Task:
Skip the pictures and quote all of the lines exactly.

Records from a dataset:
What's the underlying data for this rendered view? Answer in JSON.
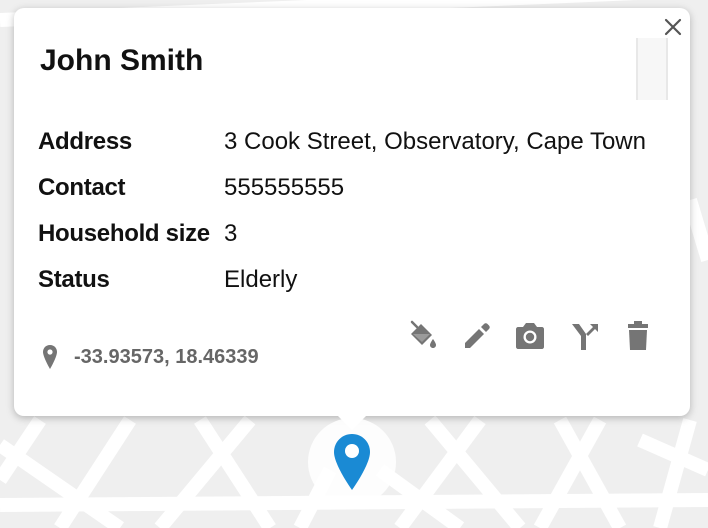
{
  "popup": {
    "title": "John Smith",
    "fields": [
      {
        "label": "Address",
        "value": "3 Cook Street, Observatory, Cape Town"
      },
      {
        "label": "Contact",
        "value": "555555555"
      },
      {
        "label": "Household size",
        "value": "3"
      },
      {
        "label": "Status",
        "value": "Elderly"
      }
    ],
    "coordinates": "-33.93573, 18.46339",
    "close_icon": "close-icon",
    "actions": [
      {
        "name": "paint-bucket-icon"
      },
      {
        "name": "pencil-icon"
      },
      {
        "name": "camera-icon"
      },
      {
        "name": "merge-icon"
      },
      {
        "name": "trash-icon"
      }
    ]
  },
  "colors": {
    "map_background": "#efefef",
    "map_roads": "#ffffff",
    "icon_gray": "#757575",
    "marker_blue": "#1a8ad4"
  }
}
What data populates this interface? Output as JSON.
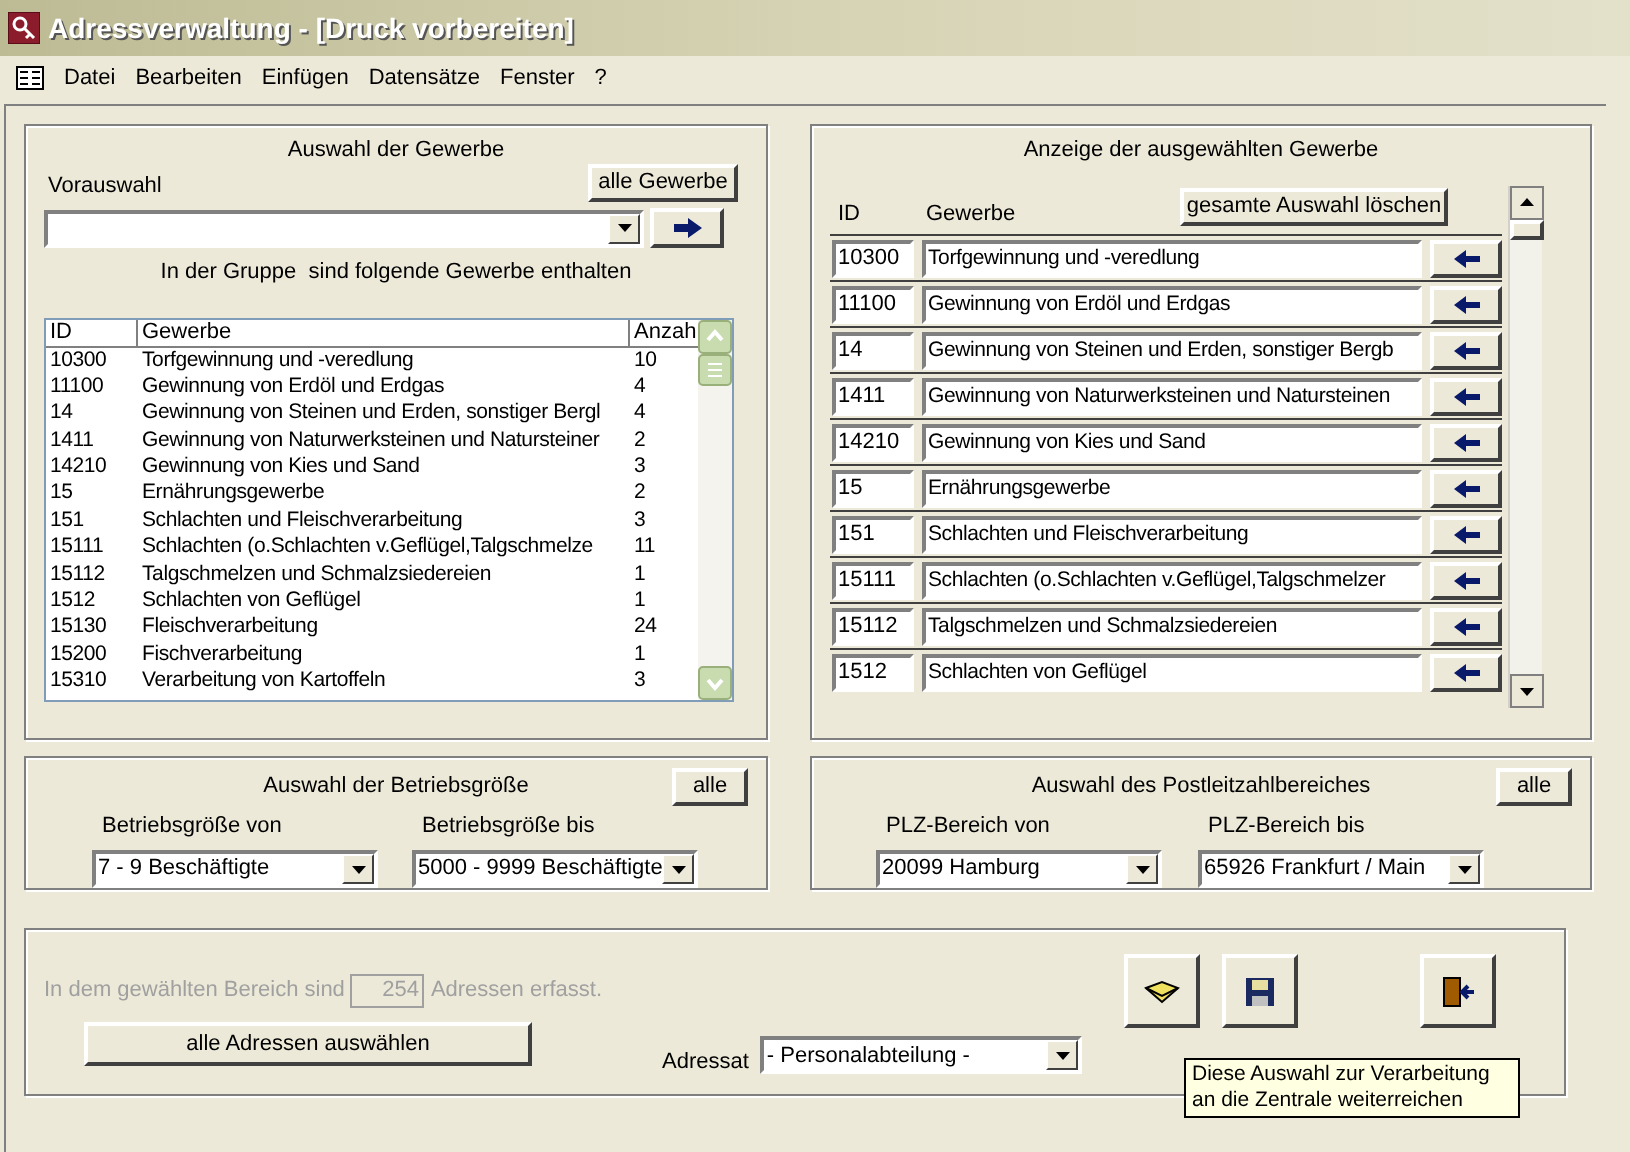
{
  "window": {
    "title": "Adressverwaltung - [Druck vorbereiten]"
  },
  "menu": [
    "Datei",
    "Bearbeiten",
    "Einfügen",
    "Datensätze",
    "Fenster",
    "?"
  ],
  "gewerbe_auswahl": {
    "title": "Auswahl der Gewerbe",
    "all_button": "alle Gewerbe",
    "preselect_label": "Vorauswahl",
    "info": "In der Gruppe  sind folgende Gewerbe enthalten",
    "columns": [
      "ID",
      "Gewerbe",
      "Anzah"
    ],
    "rows": [
      [
        "10300",
        "Torfgewinnung und -veredlung",
        "10"
      ],
      [
        "11100",
        "Gewinnung von Erdöl und Erdgas",
        "4"
      ],
      [
        "14",
        "Gewinnung von Steinen und Erden, sonstiger Bergl",
        "4"
      ],
      [
        "1411",
        "Gewinnung von Naturwerksteinen und Natursteiner",
        "2"
      ],
      [
        "14210",
        "Gewinnung von Kies und Sand",
        "3"
      ],
      [
        "15",
        "Ernährungsgewerbe",
        "2"
      ],
      [
        "151",
        "Schlachten und Fleischverarbeitung",
        "3"
      ],
      [
        "15111",
        "Schlachten (o.Schlachten v.Geflügel,Talgschmelze",
        "11"
      ],
      [
        "15112",
        "Talgschmelzen und Schmalzsiedereien",
        "1"
      ],
      [
        "1512",
        "Schlachten von Geflügel",
        "1"
      ],
      [
        "15130",
        "Fleischverarbeitung",
        "24"
      ],
      [
        "15200",
        "Fischverarbeitung",
        "1"
      ],
      [
        "15310",
        "Verarbeitung von Kartoffeln",
        "3"
      ]
    ]
  },
  "ausgewaehlt": {
    "title": "Anzeige der ausgewählten Gewerbe",
    "columns": [
      "ID",
      "Gewerbe"
    ],
    "clear_button": "gesamte Auswahl löschen",
    "rows": [
      {
        "id": "10300",
        "name": "Torfgewinnung und -veredlung"
      },
      {
        "id": "11100",
        "name": "Gewinnung von Erdöl und Erdgas"
      },
      {
        "id": "14",
        "name": "Gewinnung von Steinen und Erden, sonstiger Bergb"
      },
      {
        "id": "1411",
        "name": "Gewinnung von Naturwerksteinen und Natursteinen"
      },
      {
        "id": "14210",
        "name": "Gewinnung von Kies und Sand"
      },
      {
        "id": "15",
        "name": "Ernährungsgewerbe"
      },
      {
        "id": "151",
        "name": "Schlachten und Fleischverarbeitung"
      },
      {
        "id": "15111",
        "name": "Schlachten (o.Schlachten v.Geflügel,Talgschmelzer"
      },
      {
        "id": "15112",
        "name": "Talgschmelzen und Schmalzsiedereien"
      },
      {
        "id": "1512",
        "name": "Schlachten von Geflügel"
      }
    ]
  },
  "betriebsgroesse": {
    "title": "Auswahl der Betriebsgröße",
    "all_button": "alle",
    "from": {
      "label": "Betriebsgröße von",
      "value": "7 - 9 Beschäftigte"
    },
    "to": {
      "label": "Betriebsgröße bis",
      "value": "5000 - 9999 Beschäftigte"
    }
  },
  "plz": {
    "title": "Auswahl des Postleitzahlbereiches",
    "all_button": "alle",
    "from": {
      "label": "PLZ-Bereich von",
      "value": "20099  Hamburg"
    },
    "to": {
      "label": "PLZ-Bereich bis",
      "value": "65926  Frankfurt / Main"
    }
  },
  "summary": {
    "prefix": "In dem gewählten Bereich sind",
    "count": "254",
    "suffix": "Adressen erfasst.",
    "disabled": true
  },
  "select_all_button": "alle Adressen auswählen",
  "adressat": {
    "label": "Adressat",
    "value": "- Personalabteilung -"
  },
  "tooltip": "Diese Auswahl zur Verarbeitung\nan die Zentrale weiterreichen"
}
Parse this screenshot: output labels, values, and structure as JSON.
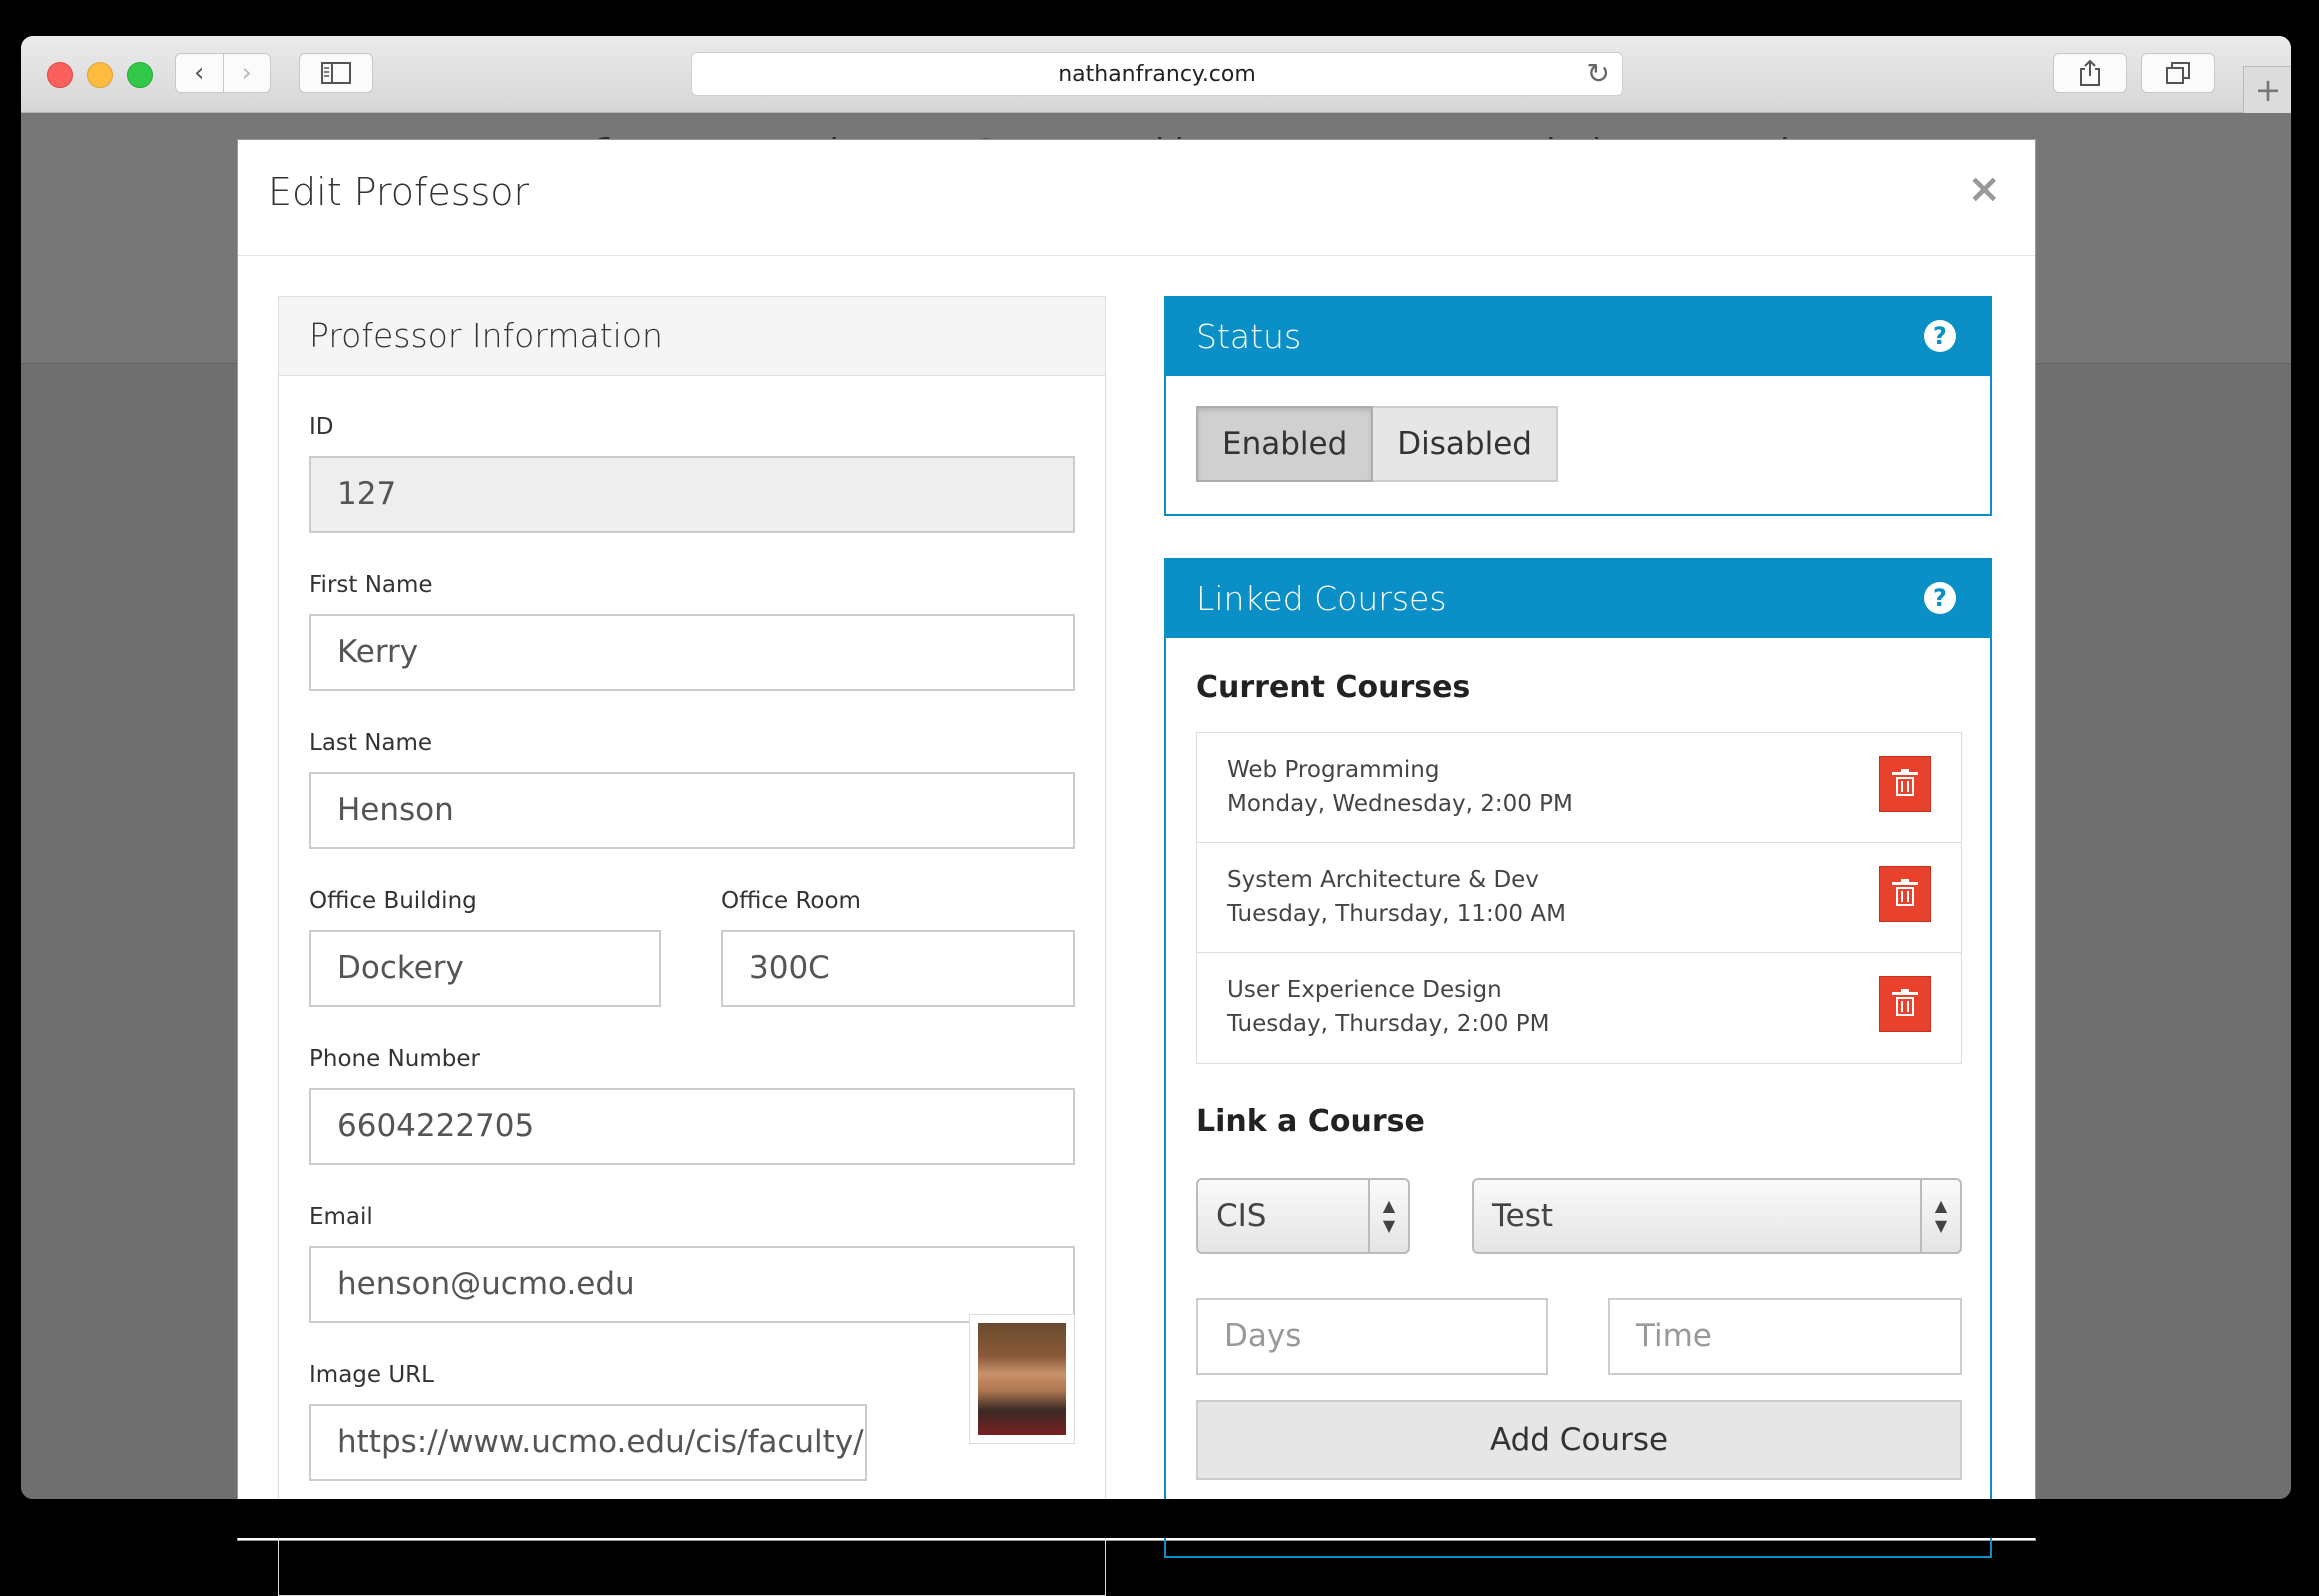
{
  "browser": {
    "url": "nathanfrancy.com",
    "back_glyph": "‹",
    "forward_glyph": "›",
    "reload_glyph": "↻",
    "new_tab_glyph": "+"
  },
  "page": {
    "title": "Information Coordinator Dashboard"
  },
  "modal": {
    "title": "Edit Professor",
    "close_glyph": "×"
  },
  "professor_info": {
    "heading": "Professor Information",
    "id_label": "ID",
    "id_value": "127",
    "first_name_label": "First Name",
    "first_name_value": "Kerry",
    "last_name_label": "Last Name",
    "last_name_value": "Henson",
    "office_building_label": "Office Building",
    "office_building_value": "Dockery",
    "office_room_label": "Office Room",
    "office_room_value": "300C",
    "phone_label": "Phone Number",
    "phone_value": "6604222705",
    "email_label": "Email",
    "email_value": "henson@ucmo.edu",
    "image_url_label": "Image URL",
    "image_url_value": "https://www.ucmo.edu/cis/faculty/im"
  },
  "status": {
    "heading": "Status",
    "help_glyph": "?",
    "options": [
      "Enabled",
      "Disabled"
    ],
    "selected": "Enabled"
  },
  "linked_courses": {
    "heading": "Linked Courses",
    "help_glyph": "?",
    "current_title": "Current Courses",
    "courses": [
      {
        "name": "Web Programming",
        "schedule": "Monday, Wednesday, 2:00 PM"
      },
      {
        "name": "System Architecture & Dev",
        "schedule": "Tuesday, Thursday, 11:00 AM"
      },
      {
        "name": "User Experience Design",
        "schedule": "Tuesday, Thursday, 2:00 PM"
      }
    ],
    "link_title": "Link a Course",
    "department_select": "CIS",
    "course_select": "Test",
    "days_placeholder": "Days",
    "time_placeholder": "Time",
    "add_button": "Add Course"
  },
  "colors": {
    "accent": "#0a8fc6",
    "danger": "#e8412c"
  }
}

Completed exercise:
What's the underlying data for this rendered view? Answer in JSON.
{
  "popup": {
    "title": "John Smith",
    "fields": [
      {
        "label": "Address",
        "value": "3 Cook Street, Observatory, Cape Town"
      },
      {
        "label": "Contact",
        "value": "555555555"
      },
      {
        "label": "Household size",
        "value": "3"
      },
      {
        "label": "Status",
        "value": "Elderly"
      }
    ],
    "coordinates": "-33.93573, 18.46339",
    "close_icon": "close-icon",
    "actions": [
      {
        "name": "paint-bucket-icon"
      },
      {
        "name": "pencil-icon"
      },
      {
        "name": "camera-icon"
      },
      {
        "name": "merge-icon"
      },
      {
        "name": "trash-icon"
      }
    ]
  },
  "colors": {
    "map_background": "#efefef",
    "map_roads": "#ffffff",
    "icon_gray": "#757575",
    "marker_blue": "#1a8ad4"
  }
}
What data populates this interface? Output as JSON.
{
  "window": {
    "title": "Adressverwaltung - [Druck vorbereiten]"
  },
  "menu": [
    "Datei",
    "Bearbeiten",
    "Einfügen",
    "Datensätze",
    "Fenster",
    "?"
  ],
  "gewerbe_auswahl": {
    "title": "Auswahl der Gewerbe",
    "all_button": "alle Gewerbe",
    "preselect_label": "Vorauswahl",
    "info": "In der Gruppe  sind folgende Gewerbe enthalten",
    "columns": [
      "ID",
      "Gewerbe",
      "Anzah"
    ],
    "rows": [
      [
        "10300",
        "Torfgewinnung und -veredlung",
        "10"
      ],
      [
        "11100",
        "Gewinnung von Erdöl und Erdgas",
        "4"
      ],
      [
        "14",
        "Gewinnung von Steinen und Erden, sonstiger Bergl",
        "4"
      ],
      [
        "1411",
        "Gewinnung von Naturwerksteinen und Natursteiner",
        "2"
      ],
      [
        "14210",
        "Gewinnung von Kies und Sand",
        "3"
      ],
      [
        "15",
        "Ernährungsgewerbe",
        "2"
      ],
      [
        "151",
        "Schlachten und Fleischverarbeitung",
        "3"
      ],
      [
        "15111",
        "Schlachten (o.Schlachten v.Geflügel,Talgschmelze",
        "11"
      ],
      [
        "15112",
        "Talgschmelzen und Schmalzsiedereien",
        "1"
      ],
      [
        "1512",
        "Schlachten von Geflügel",
        "1"
      ],
      [
        "15130",
        "Fleischverarbeitung",
        "24"
      ],
      [
        "15200",
        "Fischverarbeitung",
        "1"
      ],
      [
        "15310",
        "Verarbeitung von Kartoffeln",
        "3"
      ]
    ]
  },
  "ausgewaehlt": {
    "title": "Anzeige der ausgewählten Gewerbe",
    "columns": [
      "ID",
      "Gewerbe"
    ],
    "clear_button": "gesamte Auswahl löschen",
    "rows": [
      {
        "id": "10300",
        "name": "Torfgewinnung und -veredlung"
      },
      {
        "id": "11100",
        "name": "Gewinnung von Erdöl und Erdgas"
      },
      {
        "id": "14",
        "name": "Gewinnung von Steinen und Erden, sonstiger Bergb"
      },
      {
        "id": "1411",
        "name": "Gewinnung von Naturwerksteinen und Natursteinen"
      },
      {
        "id": "14210",
        "name": "Gewinnung von Kies und Sand"
      },
      {
        "id": "15",
        "name": "Ernährungsgewerbe"
      },
      {
        "id": "151",
        "name": "Schlachten und Fleischverarbeitung"
      },
      {
        "id": "15111",
        "name": "Schlachten (o.Schlachten v.Geflügel,Talgschmelzer"
      },
      {
        "id": "15112",
        "name": "Talgschmelzen und Schmalzsiedereien"
      },
      {
        "id": "1512",
        "name": "Schlachten von Geflügel"
      }
    ]
  },
  "betriebsgroesse": {
    "title": "Auswahl der Betriebsgröße",
    "all_button": "alle",
    "from": {
      "label": "Betriebsgröße von",
      "value": "7 - 9 Beschäftigte"
    },
    "to": {
      "label": "Betriebsgröße bis",
      "value": "5000 - 9999 Beschäftigte"
    }
  },
  "plz": {
    "title": "Auswahl des Postleitzahlbereiches",
    "all_button": "alle",
    "from": {
      "label": "PLZ-Bereich von",
      "value": "20099  Hamburg"
    },
    "to": {
      "label": "PLZ-Bereich bis",
      "value": "65926  Frankfurt / Main"
    }
  },
  "summary": {
    "prefix": "In dem gewählten Bereich sind",
    "count": "254",
    "suffix": "Adressen erfasst.",
    "disabled": true
  },
  "select_all_button": "alle Adressen auswählen",
  "adressat": {
    "label": "Adressat",
    "value": "- Personalabteilung -"
  },
  "tooltip": "Diese Auswahl zur Verarbeitung\nan die Zentrale weiterreichen"
}
Parse this screenshot: output labels, values, and structure as JSON.
{
  "browser": {
    "url": "nathanfrancy.com",
    "back_glyph": "‹",
    "forward_glyph": "›",
    "reload_glyph": "↻",
    "new_tab_glyph": "+"
  },
  "page": {
    "title": "Information Coordinator Dashboard"
  },
  "modal": {
    "title": "Edit Professor",
    "close_glyph": "×"
  },
  "professor_info": {
    "heading": "Professor Information",
    "id_label": "ID",
    "id_value": "127",
    "first_name_label": "First Name",
    "first_name_value": "Kerry",
    "last_name_label": "Last Name",
    "last_name_value": "Henson",
    "office_building_label": "Office Building",
    "office_building_value": "Dockery",
    "office_room_label": "Office Room",
    "office_room_value": "300C",
    "phone_label": "Phone Number",
    "phone_value": "6604222705",
    "email_label": "Email",
    "email_value": "henson@ucmo.edu",
    "image_url_label": "Image URL",
    "image_url_value": "https://www.ucmo.edu/cis/faculty/im"
  },
  "status": {
    "heading": "Status",
    "help_glyph": "?",
    "options": [
      "Enabled",
      "Disabled"
    ],
    "selected": "Enabled"
  },
  "linked_courses": {
    "heading": "Linked Courses",
    "help_glyph": "?",
    "current_title": "Current Courses",
    "courses": [
      {
        "name": "Web Programming",
        "schedule": "Monday, Wednesday, 2:00 PM"
      },
      {
        "name": "System Architecture & Dev",
        "schedule": "Tuesday, Thursday, 11:00 AM"
      },
      {
        "name": "User Experience Design",
        "schedule": "Tuesday, Thursday, 2:00 PM"
      }
    ],
    "link_title": "Link a Course",
    "department_select": "CIS",
    "course_select": "Test",
    "days_placeholder": "Days",
    "time_placeholder": "Time",
    "add_button": "Add Course"
  },
  "colors": {
    "accent": "#0a8fc6",
    "danger": "#e8412c"
  }
}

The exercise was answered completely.